# [Requirement]
Please turn the lines of the entries into a Markdown table with the columns "No." and "Line," leaving out blank lines. Begin at the line that contains "dll-gear-icon xyxy=(494,248,512,266)" and stop after the line that contains "divider xyxy=(31,16,32,32)".

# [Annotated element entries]
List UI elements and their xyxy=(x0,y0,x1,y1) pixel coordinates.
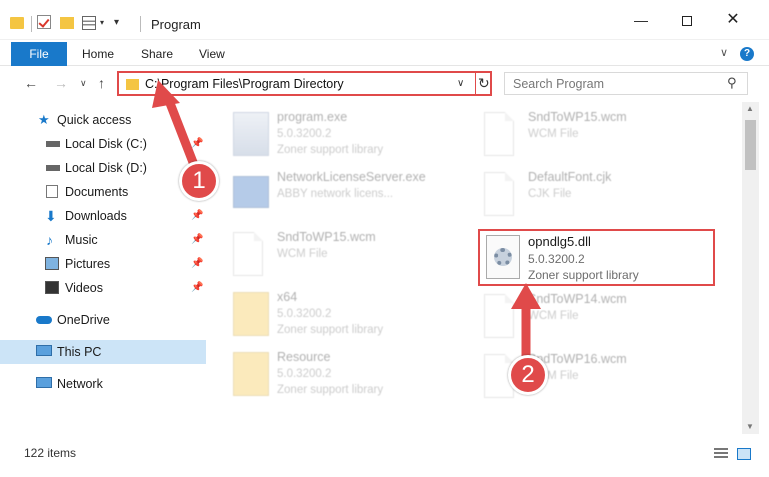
dll-gear-icon xyxy=(494,248,512,266)
folder-icon xyxy=(233,352,269,396)
large-icons-view-icon[interactable] xyxy=(737,448,751,460)
file-item[interactable]: SndToWP14.wcm WCM File xyxy=(480,288,730,348)
ribbon-tabs: File Home Share View ∨ ? xyxy=(0,42,769,66)
folder-icon xyxy=(126,79,139,90)
divider xyxy=(31,16,32,32)
videos-icon xyxy=(45,281,59,294)
item-count: 122 items xyxy=(24,446,77,460)
up-arrow-icon[interactable]: ↑ xyxy=(98,75,105,91)
pin-icon[interactable]: 📌 xyxy=(191,132,203,156)
chevron-down-icon[interactable]: ∨ xyxy=(720,46,728,59)
folder-icon xyxy=(233,292,269,336)
dll-file-icon xyxy=(486,235,520,279)
chevron-down-icon[interactable]: ∨ xyxy=(457,78,464,89)
address-bar[interactable]: C:\Program Files\Program Directory ∨ ↻ xyxy=(117,71,492,96)
drive-icon xyxy=(46,141,60,147)
maximize-button[interactable] xyxy=(664,0,710,40)
minimize-button[interactable]: — xyxy=(618,0,664,40)
search-icon[interactable]: ⚲ xyxy=(727,75,737,91)
chevron-down-icon[interactable]: ▾ xyxy=(100,18,104,36)
refresh-icon[interactable]: ↻ xyxy=(478,75,490,92)
window-icon xyxy=(233,176,269,208)
navigation-bar: ← → ∨ ↑ C:\Program Files\Program Directo… xyxy=(0,67,769,100)
star-icon: ★ xyxy=(38,112,50,127)
download-icon: ⬇ xyxy=(45,208,57,224)
document-icon xyxy=(484,172,514,216)
sidebar-item-pictures[interactable]: Pictures 📌 xyxy=(0,252,206,276)
tab-home[interactable]: Home xyxy=(82,42,114,66)
properties-icon[interactable] xyxy=(82,16,96,30)
exe-icon xyxy=(233,112,269,156)
divider xyxy=(475,73,476,94)
back-arrow-icon[interactable]: ← xyxy=(24,75,38,91)
close-button[interactable]: ✕ xyxy=(710,0,756,40)
sidebar-item-local-disk-d[interactable]: Local Disk (D:) xyxy=(0,156,206,180)
navigation-pane: ★ Quick access Local Disk (C:) 📌 Local D… xyxy=(0,102,206,434)
recent-locations-icon[interactable]: ∨ xyxy=(80,78,87,89)
sidebar-item-downloads[interactable]: ⬇ Downloads 📌 xyxy=(0,204,206,228)
music-icon: ♪ xyxy=(46,232,53,248)
sidebar-item-local-disk-c[interactable]: Local Disk (C:) 📌 xyxy=(0,132,206,156)
folder-icon[interactable] xyxy=(10,17,24,29)
pc-icon xyxy=(36,345,52,356)
tab-share[interactable]: Share xyxy=(141,42,173,66)
documents-icon xyxy=(46,185,58,198)
sidebar-item-music[interactable]: ♪ Music 📌 xyxy=(0,228,206,252)
document-icon xyxy=(484,294,514,338)
help-icon[interactable]: ? xyxy=(740,47,754,61)
details-view-icon[interactable] xyxy=(714,448,728,460)
address-path[interactable]: C:\Program Files\Program Directory xyxy=(145,77,344,91)
document-icon xyxy=(233,232,263,276)
sidebar-item-documents[interactable]: Documents xyxy=(0,180,206,204)
scroll-thumb[interactable] xyxy=(745,120,756,170)
step-badge-1: 1 xyxy=(179,161,219,201)
search-placeholder: Search Program xyxy=(513,77,605,91)
step-badge-2: 2 xyxy=(508,355,548,395)
file-name: opndlg5.dll xyxy=(528,234,591,249)
tab-view[interactable]: View xyxy=(199,42,225,66)
file-item[interactable]: SndToWP15.wcm WCM File xyxy=(480,106,730,166)
tab-file[interactable]: File xyxy=(11,42,67,66)
file-item[interactable]: NetworkLicenseServer.exe ABBY network li… xyxy=(229,166,479,226)
sidebar-item-quick-access[interactable]: ★ Quick access xyxy=(0,108,206,132)
folder-item[interactable]: x64 5.0.3200.2 Zoner support library xyxy=(229,286,479,346)
pictures-icon xyxy=(45,257,59,270)
sidebar-item-videos[interactable]: Videos 📌 xyxy=(0,276,206,300)
network-icon xyxy=(36,377,52,388)
file-item[interactable]: SndToWP15.wcm WCM File xyxy=(229,226,479,286)
customize-quick-access-icon[interactable]: ▾ xyxy=(114,17,119,35)
drive-icon xyxy=(46,165,60,171)
cloud-icon xyxy=(36,316,52,324)
scroll-up-icon[interactable]: ▲ xyxy=(746,104,754,113)
pin-icon[interactable]: 📌 xyxy=(191,228,203,252)
highlighted-file-opndlg5-dll[interactable]: opndlg5.dll 5.0.3200.2 Zoner support lib… xyxy=(478,229,715,286)
scroll-down-icon[interactable]: ▼ xyxy=(746,422,754,431)
document-icon xyxy=(484,112,514,156)
file-item[interactable]: DefaultFont.cjk CJK File xyxy=(480,166,730,226)
forward-arrow-icon[interactable]: → xyxy=(54,75,68,91)
properties-check-icon[interactable] xyxy=(37,15,51,29)
file-item[interactable]: program.exe 5.0.3200.2 Zoner support lib… xyxy=(229,106,479,166)
title-bar: ▾ ▾ Program — ✕ xyxy=(0,0,769,40)
sidebar-item-network[interactable]: Network xyxy=(0,372,206,396)
search-input[interactable]: Search Program ⚲ xyxy=(504,72,748,95)
window-title: Program xyxy=(151,17,201,32)
file-version: 5.0.3200.2 xyxy=(528,252,585,266)
divider xyxy=(140,16,141,32)
pin-icon[interactable]: 📌 xyxy=(191,252,203,276)
pin-icon[interactable]: 📌 xyxy=(191,204,203,228)
folder-item[interactable]: Resource 5.0.3200.2 Zoner support librar… xyxy=(229,346,479,406)
status-bar: 122 items xyxy=(0,442,769,466)
sidebar-item-onedrive[interactable]: OneDrive xyxy=(0,308,206,332)
sidebar-item-this-pc[interactable]: This PC xyxy=(0,340,206,364)
new-folder-icon[interactable] xyxy=(60,17,74,29)
vertical-scrollbar[interactable]: ▲ ▼ xyxy=(742,102,759,434)
pin-icon[interactable]: 📌 xyxy=(191,276,203,300)
file-description: Zoner support library xyxy=(528,268,639,282)
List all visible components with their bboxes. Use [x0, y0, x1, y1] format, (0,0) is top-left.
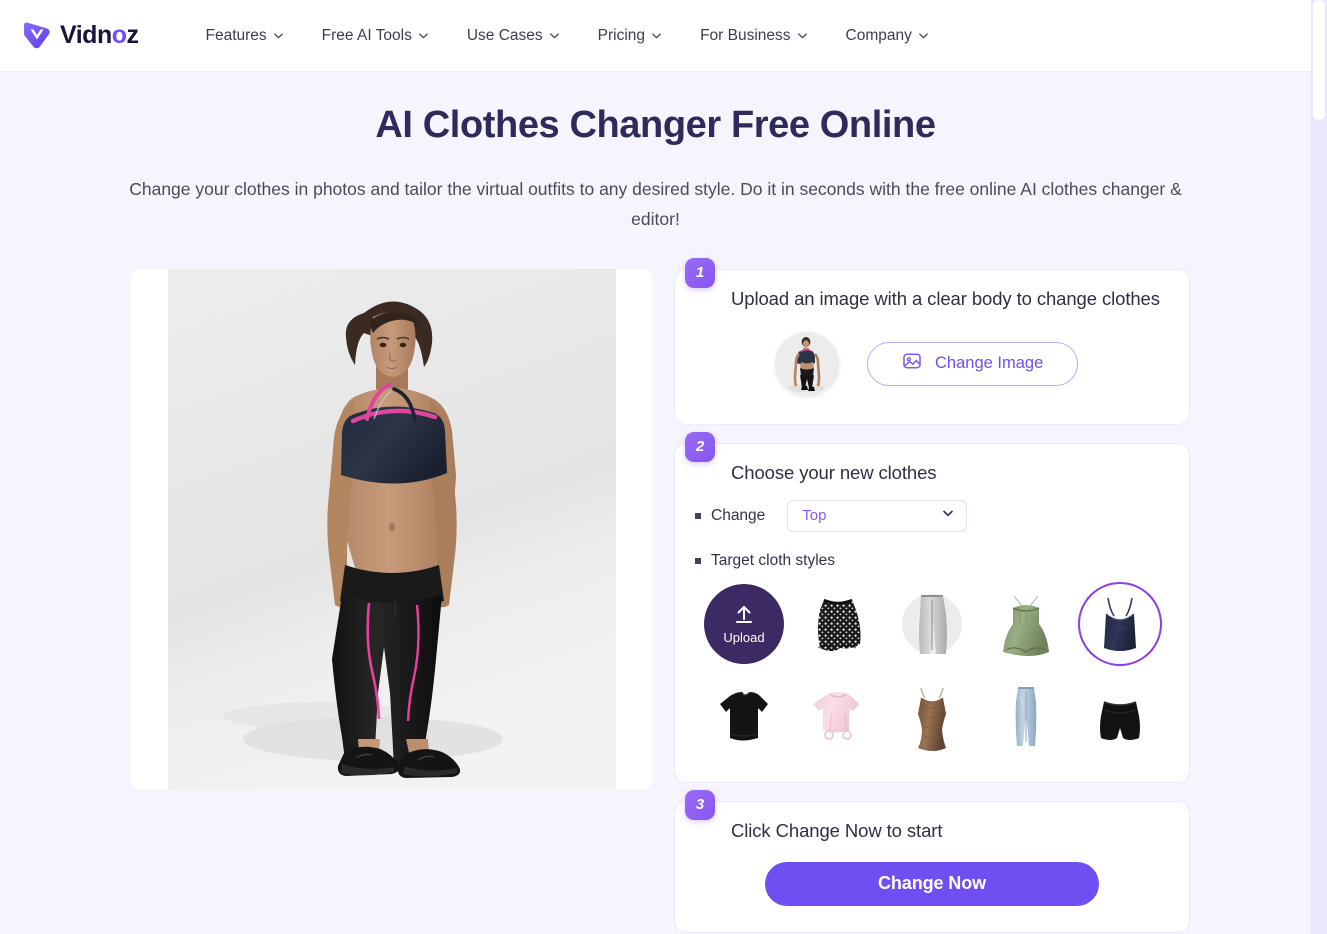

# [Written solution]
| No. | Line |
|---|---|
| 1 | dll-gear-icon xyxy=(494,248,512,266) |
| 2 | folder-icon xyxy=(233,352,269,396) |
| 3 | large-icons-view-icon[interactable] xyxy=(737,448,751,460) |
| 4 | file-item[interactable]: SndToWP14.wcm WCM File xyxy=(480,288,730,348) |
| 5 | ribbon-tabs: File Home Share View ∨ ? xyxy=(0,42,769,66) |
| 6 | folder-icon xyxy=(126,79,139,90) |
| 7 | divider xyxy=(31,16,32,32) |